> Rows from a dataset
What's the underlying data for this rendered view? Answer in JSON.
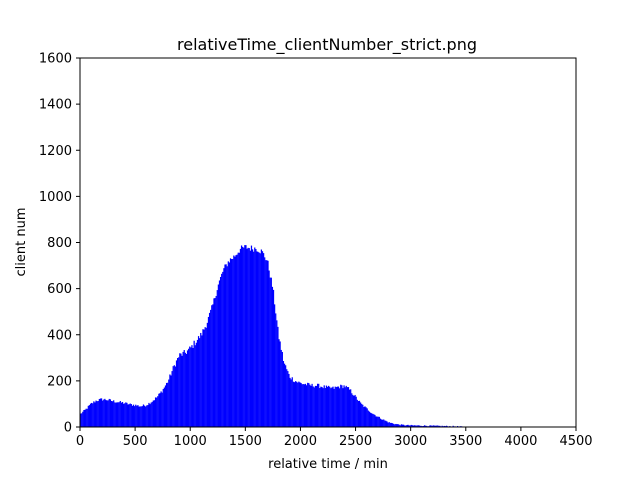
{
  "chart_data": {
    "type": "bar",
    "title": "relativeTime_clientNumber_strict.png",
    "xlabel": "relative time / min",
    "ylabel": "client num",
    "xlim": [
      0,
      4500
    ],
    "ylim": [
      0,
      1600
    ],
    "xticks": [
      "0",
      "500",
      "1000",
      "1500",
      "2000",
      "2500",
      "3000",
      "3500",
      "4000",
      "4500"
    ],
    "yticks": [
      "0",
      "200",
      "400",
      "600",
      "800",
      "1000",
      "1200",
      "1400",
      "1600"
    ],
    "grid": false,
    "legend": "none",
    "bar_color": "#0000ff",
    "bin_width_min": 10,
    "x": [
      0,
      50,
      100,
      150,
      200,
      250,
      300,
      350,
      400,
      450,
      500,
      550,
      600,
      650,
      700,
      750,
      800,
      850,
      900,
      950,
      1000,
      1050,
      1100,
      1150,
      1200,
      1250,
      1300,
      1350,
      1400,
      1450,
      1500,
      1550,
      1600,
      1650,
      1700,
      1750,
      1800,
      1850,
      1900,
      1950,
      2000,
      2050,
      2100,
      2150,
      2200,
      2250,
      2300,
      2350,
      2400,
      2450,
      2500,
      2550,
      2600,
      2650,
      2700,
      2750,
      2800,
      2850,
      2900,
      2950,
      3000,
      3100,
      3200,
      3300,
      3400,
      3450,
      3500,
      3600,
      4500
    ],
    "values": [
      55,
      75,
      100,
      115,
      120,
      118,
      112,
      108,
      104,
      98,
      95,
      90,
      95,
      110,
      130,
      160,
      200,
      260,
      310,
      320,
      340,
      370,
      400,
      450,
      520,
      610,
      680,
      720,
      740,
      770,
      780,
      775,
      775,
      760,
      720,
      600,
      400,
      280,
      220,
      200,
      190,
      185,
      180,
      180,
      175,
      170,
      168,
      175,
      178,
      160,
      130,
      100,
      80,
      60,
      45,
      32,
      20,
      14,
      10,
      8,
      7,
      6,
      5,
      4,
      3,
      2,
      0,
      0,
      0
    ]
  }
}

...

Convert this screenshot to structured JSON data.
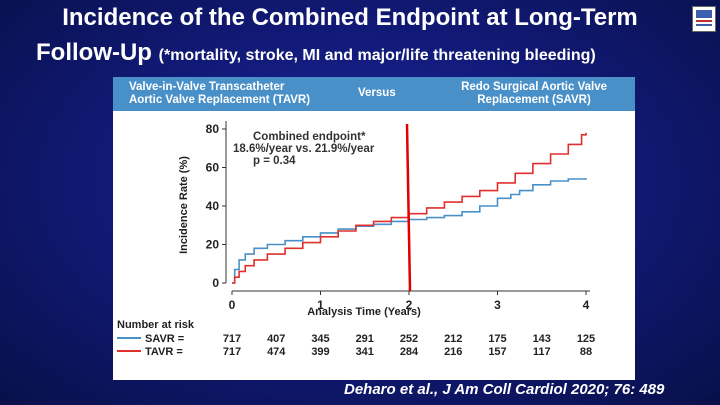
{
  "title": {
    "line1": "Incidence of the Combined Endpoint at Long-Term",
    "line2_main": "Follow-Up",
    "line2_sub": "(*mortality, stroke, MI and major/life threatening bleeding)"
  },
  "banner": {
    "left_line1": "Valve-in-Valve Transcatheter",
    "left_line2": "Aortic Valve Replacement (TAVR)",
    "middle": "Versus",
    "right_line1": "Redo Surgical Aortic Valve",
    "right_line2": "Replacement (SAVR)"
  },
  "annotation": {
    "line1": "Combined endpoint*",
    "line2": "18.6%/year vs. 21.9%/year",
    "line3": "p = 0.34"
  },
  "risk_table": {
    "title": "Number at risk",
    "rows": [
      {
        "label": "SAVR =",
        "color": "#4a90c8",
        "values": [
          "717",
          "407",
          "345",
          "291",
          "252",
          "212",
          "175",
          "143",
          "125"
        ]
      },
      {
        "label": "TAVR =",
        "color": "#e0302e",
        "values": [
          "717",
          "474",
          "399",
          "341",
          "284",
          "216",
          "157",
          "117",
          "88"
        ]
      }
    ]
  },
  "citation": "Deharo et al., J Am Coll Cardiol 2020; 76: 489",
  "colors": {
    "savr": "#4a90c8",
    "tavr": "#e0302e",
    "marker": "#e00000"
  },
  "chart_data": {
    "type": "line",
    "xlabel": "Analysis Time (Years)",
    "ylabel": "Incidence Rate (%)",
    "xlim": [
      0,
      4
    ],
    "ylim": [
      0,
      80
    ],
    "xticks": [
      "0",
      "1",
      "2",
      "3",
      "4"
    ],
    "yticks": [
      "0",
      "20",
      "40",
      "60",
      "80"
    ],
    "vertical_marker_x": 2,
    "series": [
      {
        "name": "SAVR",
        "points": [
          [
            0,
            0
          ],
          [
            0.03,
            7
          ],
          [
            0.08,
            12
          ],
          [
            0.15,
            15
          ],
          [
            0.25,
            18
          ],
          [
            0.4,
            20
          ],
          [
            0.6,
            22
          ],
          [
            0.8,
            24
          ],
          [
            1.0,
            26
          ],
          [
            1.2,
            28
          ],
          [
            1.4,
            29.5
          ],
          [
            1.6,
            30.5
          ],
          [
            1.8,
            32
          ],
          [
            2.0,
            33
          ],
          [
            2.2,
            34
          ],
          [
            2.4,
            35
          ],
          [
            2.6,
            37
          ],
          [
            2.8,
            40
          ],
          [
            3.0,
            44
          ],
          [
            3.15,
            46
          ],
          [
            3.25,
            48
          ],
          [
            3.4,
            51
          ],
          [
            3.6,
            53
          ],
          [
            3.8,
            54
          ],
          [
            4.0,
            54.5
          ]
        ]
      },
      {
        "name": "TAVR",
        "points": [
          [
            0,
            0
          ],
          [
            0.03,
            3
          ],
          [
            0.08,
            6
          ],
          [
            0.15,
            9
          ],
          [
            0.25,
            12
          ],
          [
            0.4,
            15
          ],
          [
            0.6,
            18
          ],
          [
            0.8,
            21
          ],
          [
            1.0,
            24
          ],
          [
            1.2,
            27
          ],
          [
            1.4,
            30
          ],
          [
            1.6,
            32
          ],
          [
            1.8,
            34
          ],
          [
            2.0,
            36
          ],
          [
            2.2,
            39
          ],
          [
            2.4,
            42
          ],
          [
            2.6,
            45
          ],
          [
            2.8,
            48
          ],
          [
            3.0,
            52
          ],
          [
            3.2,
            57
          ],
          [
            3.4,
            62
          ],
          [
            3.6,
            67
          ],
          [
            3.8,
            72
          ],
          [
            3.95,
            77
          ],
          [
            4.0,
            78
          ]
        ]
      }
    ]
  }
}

> STATED EXERCISE
Gather up, from the records above, each line where the word "this" appears.

> WRITTEN SOLUTION
What's the underlying data for this rendered view? Answer in JSON.
Convert this screenshot to structured JSON data.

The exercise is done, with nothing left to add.